Set problem ->
Answer with one number: the count of lines in the listing below that hold the word "degree".

Data extract ->
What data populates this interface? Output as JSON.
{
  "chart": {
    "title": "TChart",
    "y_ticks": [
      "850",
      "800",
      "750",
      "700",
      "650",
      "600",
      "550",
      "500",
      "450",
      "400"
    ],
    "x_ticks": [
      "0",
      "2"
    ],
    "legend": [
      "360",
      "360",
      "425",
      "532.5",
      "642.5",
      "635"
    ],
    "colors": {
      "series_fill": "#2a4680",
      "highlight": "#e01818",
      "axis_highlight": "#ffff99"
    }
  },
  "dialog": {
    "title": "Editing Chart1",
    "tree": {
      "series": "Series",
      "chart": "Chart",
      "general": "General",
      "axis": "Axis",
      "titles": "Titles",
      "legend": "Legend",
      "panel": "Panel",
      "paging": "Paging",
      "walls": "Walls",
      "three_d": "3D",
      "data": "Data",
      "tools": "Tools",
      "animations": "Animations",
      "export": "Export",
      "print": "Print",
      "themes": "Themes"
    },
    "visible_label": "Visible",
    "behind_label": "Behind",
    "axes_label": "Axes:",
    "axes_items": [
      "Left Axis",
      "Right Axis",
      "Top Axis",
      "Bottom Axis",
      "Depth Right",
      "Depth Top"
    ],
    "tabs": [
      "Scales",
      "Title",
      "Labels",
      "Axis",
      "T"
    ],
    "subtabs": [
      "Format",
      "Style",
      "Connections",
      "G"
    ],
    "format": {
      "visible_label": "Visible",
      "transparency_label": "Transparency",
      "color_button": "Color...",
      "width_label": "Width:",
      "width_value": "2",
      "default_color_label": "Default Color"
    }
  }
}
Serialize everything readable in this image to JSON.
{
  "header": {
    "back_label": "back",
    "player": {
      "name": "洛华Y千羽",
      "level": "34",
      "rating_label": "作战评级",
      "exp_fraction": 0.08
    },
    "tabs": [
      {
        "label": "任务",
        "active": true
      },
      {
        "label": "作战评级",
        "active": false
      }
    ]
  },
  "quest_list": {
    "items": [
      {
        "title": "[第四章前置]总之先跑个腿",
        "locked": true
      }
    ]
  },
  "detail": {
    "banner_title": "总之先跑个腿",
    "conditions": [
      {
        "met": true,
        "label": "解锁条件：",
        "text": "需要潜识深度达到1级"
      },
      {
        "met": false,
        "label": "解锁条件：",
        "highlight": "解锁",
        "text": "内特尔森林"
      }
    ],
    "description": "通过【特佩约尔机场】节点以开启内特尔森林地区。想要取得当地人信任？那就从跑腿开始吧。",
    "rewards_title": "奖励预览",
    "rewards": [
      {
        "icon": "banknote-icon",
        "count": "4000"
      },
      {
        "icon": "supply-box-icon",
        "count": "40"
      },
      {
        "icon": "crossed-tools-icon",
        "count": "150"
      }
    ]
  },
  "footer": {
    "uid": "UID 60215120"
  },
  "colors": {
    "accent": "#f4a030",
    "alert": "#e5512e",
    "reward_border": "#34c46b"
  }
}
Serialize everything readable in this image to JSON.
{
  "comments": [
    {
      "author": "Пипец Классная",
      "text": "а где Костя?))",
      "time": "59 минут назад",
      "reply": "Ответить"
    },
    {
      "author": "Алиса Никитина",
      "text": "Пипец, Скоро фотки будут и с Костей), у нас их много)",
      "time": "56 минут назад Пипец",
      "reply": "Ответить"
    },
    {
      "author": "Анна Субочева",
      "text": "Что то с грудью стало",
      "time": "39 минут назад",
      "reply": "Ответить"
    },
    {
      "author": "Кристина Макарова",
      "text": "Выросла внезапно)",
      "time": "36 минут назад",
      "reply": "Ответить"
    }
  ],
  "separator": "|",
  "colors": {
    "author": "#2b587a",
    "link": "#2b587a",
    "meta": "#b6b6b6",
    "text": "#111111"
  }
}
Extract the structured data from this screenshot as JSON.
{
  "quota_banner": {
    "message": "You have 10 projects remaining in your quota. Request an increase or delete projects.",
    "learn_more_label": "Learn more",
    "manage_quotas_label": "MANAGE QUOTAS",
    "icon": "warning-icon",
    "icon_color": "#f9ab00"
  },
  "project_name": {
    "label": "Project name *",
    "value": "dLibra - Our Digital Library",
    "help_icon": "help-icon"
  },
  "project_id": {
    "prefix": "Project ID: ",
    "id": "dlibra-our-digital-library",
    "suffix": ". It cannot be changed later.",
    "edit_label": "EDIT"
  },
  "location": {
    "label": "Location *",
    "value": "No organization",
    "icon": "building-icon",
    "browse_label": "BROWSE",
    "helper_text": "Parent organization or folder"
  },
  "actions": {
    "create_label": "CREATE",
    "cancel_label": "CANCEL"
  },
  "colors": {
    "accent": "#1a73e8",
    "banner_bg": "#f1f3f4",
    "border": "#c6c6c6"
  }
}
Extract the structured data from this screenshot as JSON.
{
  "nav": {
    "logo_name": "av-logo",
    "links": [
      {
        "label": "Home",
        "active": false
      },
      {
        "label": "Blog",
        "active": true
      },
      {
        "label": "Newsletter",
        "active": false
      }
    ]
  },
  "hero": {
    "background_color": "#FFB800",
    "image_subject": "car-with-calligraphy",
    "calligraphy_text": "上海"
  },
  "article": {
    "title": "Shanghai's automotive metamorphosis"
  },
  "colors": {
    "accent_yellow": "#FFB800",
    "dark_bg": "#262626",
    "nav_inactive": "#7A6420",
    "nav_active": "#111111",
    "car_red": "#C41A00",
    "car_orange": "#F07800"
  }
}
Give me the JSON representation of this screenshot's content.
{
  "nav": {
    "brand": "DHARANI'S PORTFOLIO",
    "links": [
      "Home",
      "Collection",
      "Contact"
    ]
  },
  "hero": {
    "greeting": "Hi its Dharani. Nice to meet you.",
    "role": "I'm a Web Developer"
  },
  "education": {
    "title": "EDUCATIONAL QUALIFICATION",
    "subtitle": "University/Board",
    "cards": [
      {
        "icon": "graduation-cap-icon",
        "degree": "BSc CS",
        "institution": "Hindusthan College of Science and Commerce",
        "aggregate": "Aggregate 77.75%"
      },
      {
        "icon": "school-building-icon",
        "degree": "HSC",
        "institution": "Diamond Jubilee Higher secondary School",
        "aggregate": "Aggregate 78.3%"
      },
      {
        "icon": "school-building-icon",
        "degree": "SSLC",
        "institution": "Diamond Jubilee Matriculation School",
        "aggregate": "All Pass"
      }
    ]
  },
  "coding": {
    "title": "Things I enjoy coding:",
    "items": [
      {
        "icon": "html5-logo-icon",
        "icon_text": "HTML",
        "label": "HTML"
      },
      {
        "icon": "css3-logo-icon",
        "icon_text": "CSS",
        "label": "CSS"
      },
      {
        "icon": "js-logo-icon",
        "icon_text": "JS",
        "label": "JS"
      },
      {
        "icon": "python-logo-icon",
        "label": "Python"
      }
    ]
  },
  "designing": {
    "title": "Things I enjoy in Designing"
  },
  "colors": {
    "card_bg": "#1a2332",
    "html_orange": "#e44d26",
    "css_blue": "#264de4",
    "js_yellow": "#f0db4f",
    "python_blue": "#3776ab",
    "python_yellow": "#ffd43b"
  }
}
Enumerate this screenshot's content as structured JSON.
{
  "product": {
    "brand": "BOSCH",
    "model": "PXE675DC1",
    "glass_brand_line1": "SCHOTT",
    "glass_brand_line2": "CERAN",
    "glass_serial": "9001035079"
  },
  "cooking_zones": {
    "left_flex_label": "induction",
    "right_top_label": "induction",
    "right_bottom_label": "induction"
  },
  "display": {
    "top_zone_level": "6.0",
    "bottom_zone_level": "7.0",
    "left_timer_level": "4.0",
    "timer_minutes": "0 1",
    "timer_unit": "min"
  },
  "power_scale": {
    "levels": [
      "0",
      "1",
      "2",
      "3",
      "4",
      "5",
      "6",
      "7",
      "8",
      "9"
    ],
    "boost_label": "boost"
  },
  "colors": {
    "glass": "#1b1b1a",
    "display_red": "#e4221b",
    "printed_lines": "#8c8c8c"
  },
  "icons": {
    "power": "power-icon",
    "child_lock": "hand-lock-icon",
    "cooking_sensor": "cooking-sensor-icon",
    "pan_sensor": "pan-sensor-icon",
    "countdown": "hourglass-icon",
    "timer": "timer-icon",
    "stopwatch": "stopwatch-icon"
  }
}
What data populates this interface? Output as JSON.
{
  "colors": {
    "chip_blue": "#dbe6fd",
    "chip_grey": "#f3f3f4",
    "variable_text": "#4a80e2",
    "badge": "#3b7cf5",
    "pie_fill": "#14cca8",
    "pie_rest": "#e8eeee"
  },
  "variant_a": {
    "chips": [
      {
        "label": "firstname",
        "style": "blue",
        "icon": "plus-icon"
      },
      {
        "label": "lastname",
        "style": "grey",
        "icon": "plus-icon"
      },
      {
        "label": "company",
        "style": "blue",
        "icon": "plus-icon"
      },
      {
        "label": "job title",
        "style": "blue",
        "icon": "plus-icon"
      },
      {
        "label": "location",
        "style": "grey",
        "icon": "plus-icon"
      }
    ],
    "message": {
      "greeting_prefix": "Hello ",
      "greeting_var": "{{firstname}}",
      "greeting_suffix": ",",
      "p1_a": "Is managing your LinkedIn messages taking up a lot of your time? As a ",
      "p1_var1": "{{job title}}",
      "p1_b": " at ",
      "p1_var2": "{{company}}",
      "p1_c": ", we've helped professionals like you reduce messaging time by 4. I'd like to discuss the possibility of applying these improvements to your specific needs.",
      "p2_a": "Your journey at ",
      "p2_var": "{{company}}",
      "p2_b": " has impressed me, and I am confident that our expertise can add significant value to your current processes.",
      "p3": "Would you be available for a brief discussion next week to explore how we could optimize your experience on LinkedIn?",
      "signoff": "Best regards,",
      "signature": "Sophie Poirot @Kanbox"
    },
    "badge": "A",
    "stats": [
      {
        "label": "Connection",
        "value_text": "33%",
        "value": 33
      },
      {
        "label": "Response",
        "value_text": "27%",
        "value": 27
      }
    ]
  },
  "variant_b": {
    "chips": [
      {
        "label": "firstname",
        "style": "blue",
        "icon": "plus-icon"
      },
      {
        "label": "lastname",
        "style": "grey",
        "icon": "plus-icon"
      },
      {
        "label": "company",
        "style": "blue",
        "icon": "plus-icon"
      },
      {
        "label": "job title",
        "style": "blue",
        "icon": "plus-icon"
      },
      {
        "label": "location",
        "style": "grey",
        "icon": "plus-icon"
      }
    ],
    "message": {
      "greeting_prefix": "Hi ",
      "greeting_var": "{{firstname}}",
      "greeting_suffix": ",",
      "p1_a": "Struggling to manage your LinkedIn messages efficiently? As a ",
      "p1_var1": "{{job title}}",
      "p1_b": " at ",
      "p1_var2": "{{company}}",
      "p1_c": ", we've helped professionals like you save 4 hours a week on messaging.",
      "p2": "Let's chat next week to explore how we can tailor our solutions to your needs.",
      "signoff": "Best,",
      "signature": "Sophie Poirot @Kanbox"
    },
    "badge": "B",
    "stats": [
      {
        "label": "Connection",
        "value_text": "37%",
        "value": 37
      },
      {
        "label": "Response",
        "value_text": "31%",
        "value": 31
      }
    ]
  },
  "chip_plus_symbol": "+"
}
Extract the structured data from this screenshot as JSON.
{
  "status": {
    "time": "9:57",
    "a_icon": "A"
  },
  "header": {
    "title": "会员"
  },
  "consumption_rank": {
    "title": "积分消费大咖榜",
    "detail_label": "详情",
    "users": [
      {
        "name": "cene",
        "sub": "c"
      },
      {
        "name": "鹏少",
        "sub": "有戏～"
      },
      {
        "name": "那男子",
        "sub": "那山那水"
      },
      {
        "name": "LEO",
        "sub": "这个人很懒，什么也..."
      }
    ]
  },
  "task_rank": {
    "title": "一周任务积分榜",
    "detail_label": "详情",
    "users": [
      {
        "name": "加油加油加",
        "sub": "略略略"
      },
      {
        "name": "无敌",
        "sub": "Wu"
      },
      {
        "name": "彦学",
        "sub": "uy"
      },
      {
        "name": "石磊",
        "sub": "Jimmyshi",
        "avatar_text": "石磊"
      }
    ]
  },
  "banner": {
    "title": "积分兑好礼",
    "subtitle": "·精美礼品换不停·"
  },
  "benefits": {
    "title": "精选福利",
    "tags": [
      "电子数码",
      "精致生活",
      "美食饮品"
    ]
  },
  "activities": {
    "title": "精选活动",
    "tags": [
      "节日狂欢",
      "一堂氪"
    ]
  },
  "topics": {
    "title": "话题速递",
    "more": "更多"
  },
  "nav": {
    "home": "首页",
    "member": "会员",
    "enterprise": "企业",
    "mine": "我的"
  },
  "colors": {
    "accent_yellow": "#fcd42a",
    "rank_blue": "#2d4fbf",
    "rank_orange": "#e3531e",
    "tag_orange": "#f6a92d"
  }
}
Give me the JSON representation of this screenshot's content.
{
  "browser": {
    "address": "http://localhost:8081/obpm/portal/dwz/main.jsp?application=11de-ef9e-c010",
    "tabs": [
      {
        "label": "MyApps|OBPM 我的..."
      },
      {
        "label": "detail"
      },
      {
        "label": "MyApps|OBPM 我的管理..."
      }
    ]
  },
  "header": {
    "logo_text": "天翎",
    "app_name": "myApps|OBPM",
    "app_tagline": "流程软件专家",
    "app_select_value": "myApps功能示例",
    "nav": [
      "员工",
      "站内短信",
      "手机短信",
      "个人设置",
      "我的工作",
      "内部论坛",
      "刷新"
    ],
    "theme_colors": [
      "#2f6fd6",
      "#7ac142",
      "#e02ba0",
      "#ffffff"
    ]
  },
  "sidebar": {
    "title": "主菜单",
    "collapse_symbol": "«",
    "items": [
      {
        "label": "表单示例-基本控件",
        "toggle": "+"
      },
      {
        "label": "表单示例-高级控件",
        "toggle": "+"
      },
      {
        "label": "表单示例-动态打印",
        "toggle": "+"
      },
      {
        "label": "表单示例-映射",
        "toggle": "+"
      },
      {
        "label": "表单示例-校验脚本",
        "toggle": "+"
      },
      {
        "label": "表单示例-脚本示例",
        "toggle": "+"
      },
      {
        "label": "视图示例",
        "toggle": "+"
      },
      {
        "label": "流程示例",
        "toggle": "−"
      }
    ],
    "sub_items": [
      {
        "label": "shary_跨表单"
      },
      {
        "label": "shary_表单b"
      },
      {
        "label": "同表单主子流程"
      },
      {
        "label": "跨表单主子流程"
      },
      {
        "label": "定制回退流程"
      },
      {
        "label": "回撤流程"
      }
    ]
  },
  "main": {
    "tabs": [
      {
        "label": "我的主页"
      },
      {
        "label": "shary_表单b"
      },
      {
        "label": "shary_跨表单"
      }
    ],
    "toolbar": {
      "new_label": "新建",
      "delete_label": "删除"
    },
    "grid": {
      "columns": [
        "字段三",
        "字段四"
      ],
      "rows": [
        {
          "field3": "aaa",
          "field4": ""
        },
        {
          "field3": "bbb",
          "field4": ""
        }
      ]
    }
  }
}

Finished task ->
3